= What the task requires =
Copy out every line in which the string "this" occurs.

= Records to use =
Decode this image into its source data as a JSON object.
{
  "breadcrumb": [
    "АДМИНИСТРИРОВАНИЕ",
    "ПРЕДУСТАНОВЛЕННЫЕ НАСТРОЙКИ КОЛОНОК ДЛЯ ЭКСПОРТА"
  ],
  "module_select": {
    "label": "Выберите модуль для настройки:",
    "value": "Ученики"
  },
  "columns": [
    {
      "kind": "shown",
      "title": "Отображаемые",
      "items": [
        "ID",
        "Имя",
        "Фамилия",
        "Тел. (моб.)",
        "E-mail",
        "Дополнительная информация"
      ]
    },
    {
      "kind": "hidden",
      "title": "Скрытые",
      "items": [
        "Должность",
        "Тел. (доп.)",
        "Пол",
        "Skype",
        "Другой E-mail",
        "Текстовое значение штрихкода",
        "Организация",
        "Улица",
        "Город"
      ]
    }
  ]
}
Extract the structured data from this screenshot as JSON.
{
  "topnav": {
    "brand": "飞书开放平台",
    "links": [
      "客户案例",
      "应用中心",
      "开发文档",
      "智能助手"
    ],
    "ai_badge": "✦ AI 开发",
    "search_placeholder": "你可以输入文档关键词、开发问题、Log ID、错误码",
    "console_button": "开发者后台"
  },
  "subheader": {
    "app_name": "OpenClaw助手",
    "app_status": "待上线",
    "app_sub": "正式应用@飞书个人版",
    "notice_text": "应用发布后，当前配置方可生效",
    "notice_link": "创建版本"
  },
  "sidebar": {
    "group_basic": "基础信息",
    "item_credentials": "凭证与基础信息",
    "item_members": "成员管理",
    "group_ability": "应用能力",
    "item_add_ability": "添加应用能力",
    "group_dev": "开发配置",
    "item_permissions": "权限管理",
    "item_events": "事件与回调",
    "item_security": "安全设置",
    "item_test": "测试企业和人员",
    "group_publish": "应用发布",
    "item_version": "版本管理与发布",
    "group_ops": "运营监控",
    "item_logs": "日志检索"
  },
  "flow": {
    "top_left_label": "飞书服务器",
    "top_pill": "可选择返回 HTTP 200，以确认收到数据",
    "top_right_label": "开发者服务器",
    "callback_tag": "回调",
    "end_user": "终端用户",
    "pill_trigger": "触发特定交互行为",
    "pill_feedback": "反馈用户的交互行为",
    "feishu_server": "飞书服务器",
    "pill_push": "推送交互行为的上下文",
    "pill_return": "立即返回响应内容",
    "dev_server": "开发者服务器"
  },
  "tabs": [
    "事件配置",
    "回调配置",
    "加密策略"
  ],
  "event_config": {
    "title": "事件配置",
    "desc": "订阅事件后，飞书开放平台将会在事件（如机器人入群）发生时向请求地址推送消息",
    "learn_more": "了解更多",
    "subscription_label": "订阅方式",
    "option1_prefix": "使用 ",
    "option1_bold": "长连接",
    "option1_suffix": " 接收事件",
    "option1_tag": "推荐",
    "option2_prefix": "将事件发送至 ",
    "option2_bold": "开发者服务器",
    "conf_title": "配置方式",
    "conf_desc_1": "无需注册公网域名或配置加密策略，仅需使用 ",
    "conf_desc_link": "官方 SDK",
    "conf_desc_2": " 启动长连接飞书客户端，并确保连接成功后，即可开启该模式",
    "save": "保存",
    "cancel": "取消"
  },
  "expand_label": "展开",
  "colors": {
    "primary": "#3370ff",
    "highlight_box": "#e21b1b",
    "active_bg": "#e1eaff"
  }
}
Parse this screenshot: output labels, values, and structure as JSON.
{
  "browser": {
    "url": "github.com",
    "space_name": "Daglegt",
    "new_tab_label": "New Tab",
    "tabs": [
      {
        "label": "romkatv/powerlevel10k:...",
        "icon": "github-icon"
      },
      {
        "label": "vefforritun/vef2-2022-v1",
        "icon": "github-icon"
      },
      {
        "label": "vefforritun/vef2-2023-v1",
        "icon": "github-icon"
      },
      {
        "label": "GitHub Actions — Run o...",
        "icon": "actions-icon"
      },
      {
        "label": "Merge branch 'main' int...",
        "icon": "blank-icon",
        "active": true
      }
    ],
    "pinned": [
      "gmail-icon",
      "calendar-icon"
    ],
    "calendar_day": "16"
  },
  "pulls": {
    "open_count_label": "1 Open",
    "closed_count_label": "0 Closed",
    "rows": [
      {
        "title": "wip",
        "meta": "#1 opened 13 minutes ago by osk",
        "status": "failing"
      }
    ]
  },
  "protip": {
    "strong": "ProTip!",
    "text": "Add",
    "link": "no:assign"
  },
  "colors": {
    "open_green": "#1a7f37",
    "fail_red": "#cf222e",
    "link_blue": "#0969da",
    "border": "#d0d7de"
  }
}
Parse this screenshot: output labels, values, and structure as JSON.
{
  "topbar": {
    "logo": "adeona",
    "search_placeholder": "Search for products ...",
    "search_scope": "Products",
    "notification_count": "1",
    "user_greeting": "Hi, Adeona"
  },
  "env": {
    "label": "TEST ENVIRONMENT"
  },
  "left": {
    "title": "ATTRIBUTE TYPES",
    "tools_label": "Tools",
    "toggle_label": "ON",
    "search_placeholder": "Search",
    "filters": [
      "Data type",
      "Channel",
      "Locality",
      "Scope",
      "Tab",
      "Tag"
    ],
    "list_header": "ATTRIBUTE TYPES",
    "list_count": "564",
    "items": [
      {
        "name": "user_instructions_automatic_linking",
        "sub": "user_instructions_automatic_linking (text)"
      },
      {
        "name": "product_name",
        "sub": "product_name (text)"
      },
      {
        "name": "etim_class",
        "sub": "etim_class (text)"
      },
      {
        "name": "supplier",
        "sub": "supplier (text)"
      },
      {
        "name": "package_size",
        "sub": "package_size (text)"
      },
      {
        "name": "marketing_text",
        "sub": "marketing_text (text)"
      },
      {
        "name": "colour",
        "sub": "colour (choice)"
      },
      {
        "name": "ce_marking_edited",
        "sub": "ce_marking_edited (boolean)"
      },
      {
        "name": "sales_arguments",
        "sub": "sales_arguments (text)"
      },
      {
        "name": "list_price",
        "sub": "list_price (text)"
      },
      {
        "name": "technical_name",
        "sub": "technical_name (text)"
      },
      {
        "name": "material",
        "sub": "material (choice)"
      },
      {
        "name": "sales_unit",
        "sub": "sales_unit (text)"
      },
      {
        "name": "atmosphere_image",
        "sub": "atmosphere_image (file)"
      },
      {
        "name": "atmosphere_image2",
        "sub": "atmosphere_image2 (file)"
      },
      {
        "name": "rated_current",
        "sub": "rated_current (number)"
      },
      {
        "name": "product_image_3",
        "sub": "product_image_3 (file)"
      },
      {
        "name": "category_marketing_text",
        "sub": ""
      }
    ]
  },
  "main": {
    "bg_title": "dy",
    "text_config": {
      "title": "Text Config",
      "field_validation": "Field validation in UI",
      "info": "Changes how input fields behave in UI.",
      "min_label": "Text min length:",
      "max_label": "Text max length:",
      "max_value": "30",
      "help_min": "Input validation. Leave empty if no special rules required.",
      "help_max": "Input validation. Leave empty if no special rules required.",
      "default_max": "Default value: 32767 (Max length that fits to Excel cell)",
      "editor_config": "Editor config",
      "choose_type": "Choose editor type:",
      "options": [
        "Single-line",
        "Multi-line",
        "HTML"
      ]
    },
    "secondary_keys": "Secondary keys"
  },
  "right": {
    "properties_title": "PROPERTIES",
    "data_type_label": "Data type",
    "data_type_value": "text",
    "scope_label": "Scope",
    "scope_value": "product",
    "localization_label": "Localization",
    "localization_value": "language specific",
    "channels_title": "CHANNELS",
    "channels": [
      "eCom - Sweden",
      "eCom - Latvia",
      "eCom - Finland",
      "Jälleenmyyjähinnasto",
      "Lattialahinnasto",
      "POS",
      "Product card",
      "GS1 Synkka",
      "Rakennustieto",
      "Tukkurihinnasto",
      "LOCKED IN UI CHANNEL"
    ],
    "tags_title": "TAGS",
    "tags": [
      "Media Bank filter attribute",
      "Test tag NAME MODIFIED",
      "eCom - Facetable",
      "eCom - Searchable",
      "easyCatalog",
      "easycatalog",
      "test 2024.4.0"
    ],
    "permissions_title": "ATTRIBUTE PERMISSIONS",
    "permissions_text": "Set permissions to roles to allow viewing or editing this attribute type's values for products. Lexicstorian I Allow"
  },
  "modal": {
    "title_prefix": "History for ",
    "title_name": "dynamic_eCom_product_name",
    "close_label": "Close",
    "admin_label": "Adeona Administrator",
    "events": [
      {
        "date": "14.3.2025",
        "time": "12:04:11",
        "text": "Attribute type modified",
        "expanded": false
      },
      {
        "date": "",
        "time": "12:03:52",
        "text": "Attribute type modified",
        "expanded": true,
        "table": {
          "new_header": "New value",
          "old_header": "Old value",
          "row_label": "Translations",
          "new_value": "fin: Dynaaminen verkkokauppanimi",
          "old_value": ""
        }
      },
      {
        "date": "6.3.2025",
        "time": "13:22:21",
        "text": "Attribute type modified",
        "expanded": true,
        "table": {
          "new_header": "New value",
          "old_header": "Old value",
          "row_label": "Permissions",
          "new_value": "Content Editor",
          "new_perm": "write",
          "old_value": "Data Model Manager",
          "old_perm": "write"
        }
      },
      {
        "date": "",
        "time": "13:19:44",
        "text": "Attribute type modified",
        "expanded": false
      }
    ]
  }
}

= Answer in full =
Decode this image into its source data as a JSON object.
Extract the structured data from this screenshot as JSON.
Parse this screenshot: output labels, values, and structure as JSON.
Parse this screenshot: output labels, values, and structure as JSON.
    "permissions_text": "Set permissions to roles to allow viewing or editing this attribute type's values for products. Lexicstorian I Allow"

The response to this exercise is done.